◆ Exercise objective ◆
Reproduce every line of the records below unchanged, leaving out the pictures.
######
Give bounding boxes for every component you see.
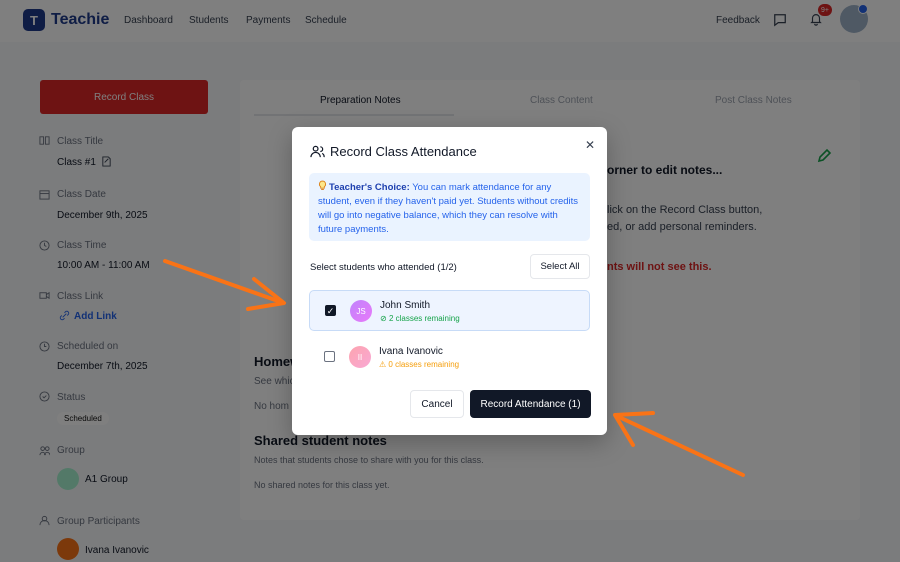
student-row[interactable]: II Ivana Ivanovic ⚠ 0 classes remaining [309,337,590,378]
attendance-modal: Record Class Attendance ✕ Teacher's Choi… [292,127,607,435]
info-box: Teacher's Choice: You can mark attendanc… [309,173,590,241]
student-credits-text: 2 classes remaining [388,314,460,323]
student-credits: ⚠ 0 classes remaining [379,360,459,369]
student-credits-text: 0 classes remaining [388,360,460,369]
student-name: John Smith [380,300,431,311]
student-row[interactable]: ✓ JS John Smith ⊘ 2 classes remaining [309,290,590,331]
student-name: Ivana Ivanovic [379,346,443,357]
modal-title: Record Class Attendance [330,144,477,159]
close-icon[interactable]: ✕ [584,139,596,151]
users-icon [310,145,325,158]
student-avatar: JS [350,300,372,322]
info-bold: Teacher's Choice: [329,182,410,193]
lightbulb-icon [319,180,326,190]
student-checkbox[interactable] [324,351,335,362]
warning-icon: ⚠ [379,360,389,369]
student-avatar: II [349,346,371,368]
cancel-button[interactable]: Cancel [410,390,464,418]
student-credits: ⊘ 2 classes remaining [380,314,460,323]
check-circle-icon: ⊘ [380,314,389,323]
annotation-arrow-left [163,259,286,311]
select-all-button[interactable]: Select All [530,254,590,279]
select-students-label: Select students who attended (1/2) [310,262,457,273]
student-checkbox[interactable]: ✓ [325,305,336,316]
record-attendance-button[interactable]: Record Attendance (1) [470,390,591,418]
annotation-arrow-right [613,411,745,477]
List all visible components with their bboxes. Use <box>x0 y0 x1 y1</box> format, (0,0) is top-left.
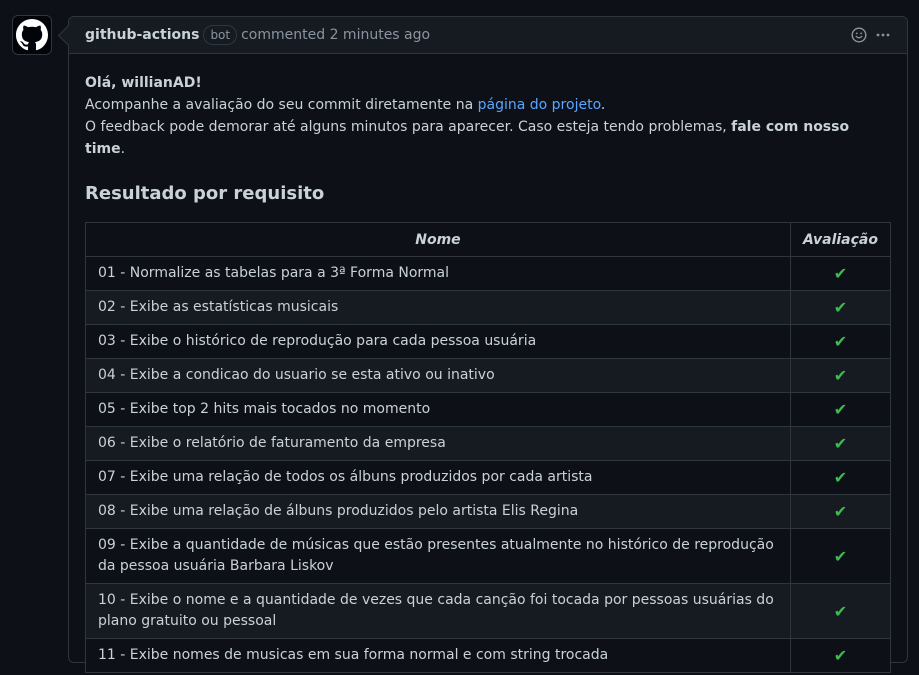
table-row: 08 - Exibe uma relação de álbuns produzi… <box>85 494 892 529</box>
project-line: Acompanhe a avaliação do seu commit dire… <box>85 94 891 116</box>
feedback-line-suffix: . <box>120 141 126 157</box>
requirement-name: 06 - Exibe o relatório de faturamento da… <box>85 426 791 461</box>
author-link[interactable]: github-actions <box>85 27 199 43</box>
requirement-name: 01 - Normalize as tabelas para a 3ª Form… <box>85 256 791 291</box>
project-line-suffix: . <box>600 97 606 113</box>
check-icon: ✔ <box>789 324 892 359</box>
more-options-button[interactable] <box>875 27 891 43</box>
check-icon: ✔ <box>789 583 892 639</box>
section-title: Resultado por requisito <box>85 183 325 204</box>
project-page-link[interactable]: página do projeto <box>478 97 601 113</box>
table-row: 04 - Exibe a condicao do usuario se esta… <box>85 358 892 393</box>
requirement-name: 08 - Exibe uma relação de álbuns produzi… <box>85 494 791 529</box>
check-icon: ✔ <box>789 392 892 427</box>
kebab-horizontal-icon <box>876 33 890 37</box>
table-row: 06 - Exibe o relatório de faturamento da… <box>85 426 892 461</box>
results-table: Nome Avaliação 01 - Normalize as tabelas… <box>85 222 892 673</box>
table-row: 05 - Exibe top 2 hits mais tocados no mo… <box>85 392 892 427</box>
table-row: 01 - Normalize as tabelas para a 3ª Form… <box>85 256 892 291</box>
table-header-row: Nome Avaliação <box>85 222 892 257</box>
requirement-name: 03 - Exibe o histórico de reprodução par… <box>85 324 791 359</box>
github-logo-icon <box>16 19 48 51</box>
requirement-name: 04 - Exibe a condicao do usuario se esta… <box>85 358 791 393</box>
bot-badge: bot <box>203 25 238 45</box>
comment-timestamp[interactable]: commented 2 minutes ago <box>241 27 430 43</box>
table-row: 09 - Exibe a quantidade de músicas que e… <box>85 528 892 584</box>
requirement-name: 09 - Exibe a quantidade de músicas que e… <box>85 528 791 584</box>
table-row: 02 - Exibe as estatísticas musicais ✔ <box>85 290 892 325</box>
project-line-prefix: Acompanhe a avaliação do seu commit dire… <box>85 97 478 113</box>
table-row: 07 - Exibe uma relação de todos os álbun… <box>85 460 892 495</box>
check-icon: ✔ <box>789 426 892 461</box>
avatar[interactable] <box>12 15 52 55</box>
requirement-name: 05 - Exibe top 2 hits mais tocados no mo… <box>85 392 791 427</box>
table-row: 03 - Exibe o histórico de reprodução par… <box>85 324 892 359</box>
table-row: 10 - Exibe o nome e a quantidade de veze… <box>85 583 892 639</box>
check-icon: ✔ <box>789 290 892 325</box>
requirement-name: 07 - Exibe uma relação de todos os álbun… <box>85 460 791 495</box>
comment-body: Olá, willianAD! Acompanhe a avaliação do… <box>69 54 907 673</box>
table-row: 11 - Exibe nomes de musicas em sua forma… <box>85 638 892 673</box>
reaction-button[interactable] <box>851 27 867 43</box>
smiley-icon <box>851 27 867 43</box>
feedback-line: O feedback pode demorar até alguns minut… <box>85 116 891 160</box>
requirement-name: 11 - Exibe nomes de musicas em sua forma… <box>85 638 791 673</box>
column-header-name: Nome <box>85 222 791 257</box>
check-icon: ✔ <box>789 494 892 529</box>
check-icon: ✔ <box>789 256 892 291</box>
requirement-name: 02 - Exibe as estatísticas musicais <box>85 290 791 325</box>
check-icon: ✔ <box>789 358 892 393</box>
greeting-line: Olá, willianAD! <box>85 72 891 94</box>
feedback-line-prefix: O feedback pode demorar até alguns minut… <box>85 119 732 135</box>
comment-box: github-actions bot commented 2 minutes a… <box>68 16 908 673</box>
check-icon: ✔ <box>789 638 892 673</box>
check-icon: ✔ <box>789 460 892 495</box>
check-icon: ✔ <box>789 528 892 584</box>
comment-header: github-actions bot commented 2 minutes a… <box>69 17 907 54</box>
greeting: Olá, willianAD! <box>85 75 202 91</box>
requirement-name: 10 - Exibe o nome e a quantidade de veze… <box>85 583 791 639</box>
column-header-result: Avaliação <box>789 222 892 257</box>
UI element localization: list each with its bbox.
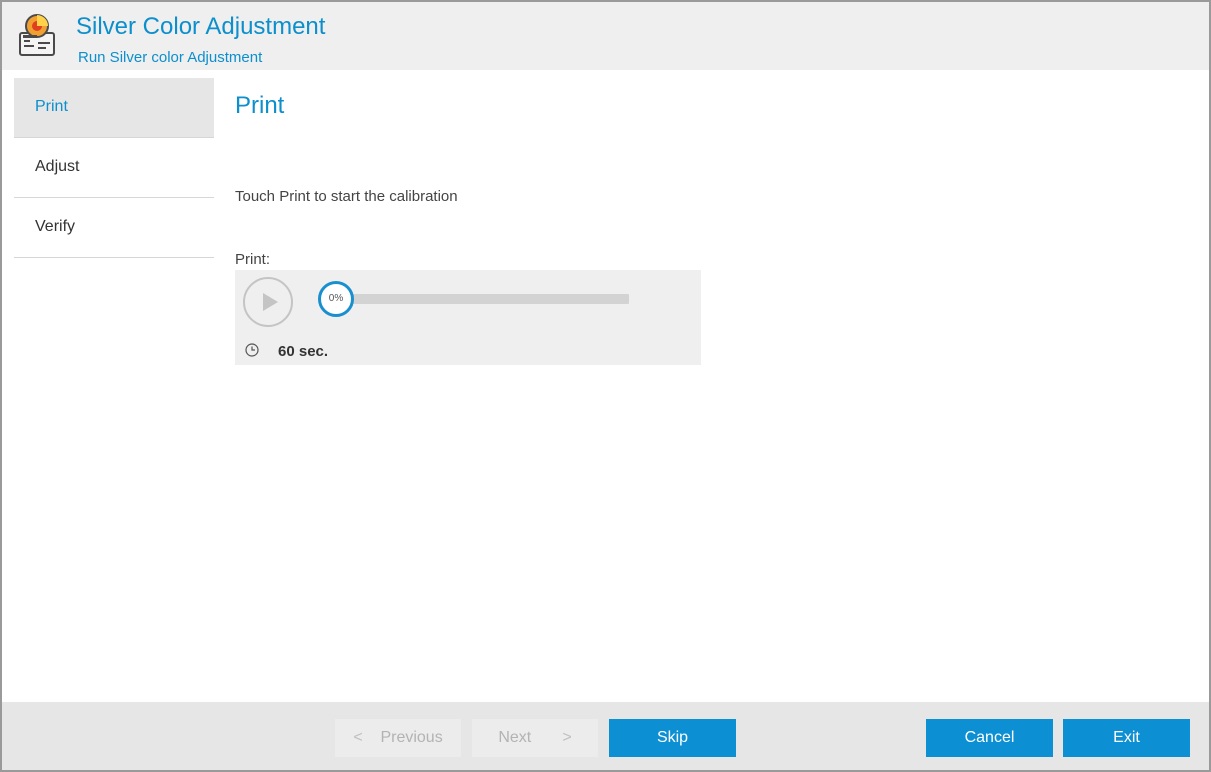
######
◆ The response ◆
Give bounding boxes for every component you see.
student-row[interactable]: II Ivana Ivanovic ⚠ 0 classes remaining [309,337,590,378]
attendance-modal: Record Class Attendance ✕ Teacher's Choi… [292,127,607,435]
info-box: Teacher's Choice: You can mark attendanc… [309,173,590,241]
student-credits-text: 2 classes remaining [388,314,460,323]
student-credits: ⚠ 0 classes remaining [379,360,459,369]
student-credits-text: 0 classes remaining [388,360,460,369]
student-name: John Smith [380,300,431,311]
student-row[interactable]: ✓ JS John Smith ⊘ 2 classes remaining [309,290,590,331]
student-name: Ivana Ivanovic [379,346,443,357]
modal-title: Record Class Attendance [330,144,477,159]
close-icon[interactable]: ✕ [584,139,596,151]
users-icon [310,145,325,158]
student-avatar: JS [350,300,372,322]
info-bold: Teacher's Choice: [329,182,410,193]
lightbulb-icon [319,180,326,190]
student-checkbox[interactable] [324,351,335,362]
warning-icon: ⚠ [379,360,389,369]
student-avatar: II [349,346,371,368]
cancel-button[interactable]: Cancel [410,390,464,418]
student-credits: ⊘ 2 classes remaining [380,314,460,323]
check-circle-icon: ⊘ [380,314,389,323]
annotation-arrow-left [163,259,286,311]
select-all-button[interactable]: Select All [530,254,590,279]
select-students-label: Select students who attended (1/2) [310,262,457,273]
student-checkbox[interactable]: ✓ [325,305,336,316]
record-attendance-button[interactable]: Record Attendance (1) [470,390,591,418]
annotation-arrow-right [613,411,745,477]
List all visible components with their bboxes. Use <box>x0 y0 x1 y1</box> format, (0,0) is top-left.
table-row: 08 - Exibe uma relação de álbuns produzi… <box>85 494 892 529</box>
project-line: Acompanhe a avaliação do seu commit dire… <box>85 94 891 116</box>
feedback-line-suffix: . <box>120 141 126 157</box>
requirement-name: 06 - Exibe o relatório de faturamento da… <box>85 426 791 461</box>
author-link[interactable]: github-actions <box>85 27 199 43</box>
requirement-name: 01 - Normalize as tabelas para a 3ª Form… <box>85 256 791 291</box>
project-line-suffix: . <box>600 97 606 113</box>
check-icon: ✔ <box>789 324 892 359</box>
more-options-button[interactable] <box>875 27 891 43</box>
check-icon: ✔ <box>789 583 892 639</box>
section-title: Resultado por requisito <box>85 183 325 204</box>
project-page-link[interactable]: página do projeto <box>478 97 601 113</box>
table-row: 04 - Exibe a condicao do usuario se esta… <box>85 358 892 393</box>
requirement-name: 08 - Exibe uma relação de álbuns produzi… <box>85 494 791 529</box>
check-icon: ✔ <box>789 392 892 427</box>
kebab-horizontal-icon <box>876 33 890 37</box>
table-row: 06 - Exibe o relatório de faturamento da… <box>85 426 892 461</box>
results-table: Nome Avaliação 01 - Normalize as tabelas… <box>85 222 892 673</box>
table-row: 05 - Exibe top 2 hits mais tocados no mo… <box>85 392 892 427</box>
table-row: 01 - Normalize as tabelas para a 3ª Form… <box>85 256 892 291</box>
table-header-row: Nome Avaliação <box>85 222 892 257</box>
requirement-name: 03 - Exibe o histórico de reprodução par… <box>85 324 791 359</box>
github-logo-icon <box>16 19 48 51</box>
requirement-name: 04 - Exibe a condicao do usuario se esta… <box>85 358 791 393</box>
bot-badge: bot <box>203 25 238 45</box>
comment-timestamp[interactable]: commented 2 minutes ago <box>241 27 430 43</box>
table-row: 09 - Exibe a quantidade de músicas que e… <box>85 528 892 584</box>
requirement-name: 09 - Exibe a quantidade de músicas que e… <box>85 528 791 584</box>
table-row: 02 - Exibe as estatísticas musicais ✔ <box>85 290 892 325</box>
project-line-prefix: Acompanhe a avaliação do seu commit dire… <box>85 97 478 113</box>
table-row: 07 - Exibe uma relação de todos os álbun… <box>85 460 892 495</box>
check-icon: ✔ <box>789 426 892 461</box>
avatar[interactable] <box>12 15 52 55</box>
requirement-name: 05 - Exibe top 2 hits mais tocados no mo… <box>85 392 791 427</box>
table-row: 03 - Exibe o histórico de reprodução par… <box>85 324 892 359</box>
table-row: 10 - Exibe o nome e a quantidade de veze… <box>85 583 892 639</box>
check-icon: ✔ <box>789 290 892 325</box>
requirement-name: 07 - Exibe uma relação de todos os álbun… <box>85 460 791 495</box>
comment-body: Olá, willianAD! Acompanhe a avaliação do… <box>69 54 907 673</box>
table-row: 11 - Exibe nomes de musicas em sua forma… <box>85 638 892 673</box>
reaction-button[interactable] <box>851 27 867 43</box>
smiley-icon <box>851 27 867 43</box>
feedback-line: O feedback pode demorar até alguns minut… <box>85 116 891 160</box>
requirement-name: 11 - Exibe nomes de musicas em sua forma… <box>85 638 791 673</box>
column-header-name: Nome <box>85 222 791 257</box>
check-icon: ✔ <box>789 494 892 529</box>
check-icon: ✔ <box>789 256 892 291</box>
requirement-name: 02 - Exibe as estatísticas musicais <box>85 290 791 325</box>
check-icon: ✔ <box>789 358 892 393</box>
greeting-line: Olá, willianAD! <box>85 72 891 94</box>
feedback-line-prefix: O feedback pode demorar até alguns minut… <box>85 119 732 135</box>
comment-box: github-actions bot commented 2 minutes a… <box>68 16 908 673</box>
check-icon: ✔ <box>789 638 892 673</box>
check-icon: ✔ <box>789 460 892 495</box>
check-icon: ✔ <box>789 528 892 584</box>
comment-header: github-actions bot commented 2 minutes a… <box>69 17 907 54</box>
greeting: Olá, willianAD! <box>85 75 202 91</box>
requirement-name: 10 - Exibe o nome e a quantidade de veze… <box>85 583 791 639</box>
column-header-result: Avaliação <box>789 222 892 257</box>
UI element localization: list each with its bbox.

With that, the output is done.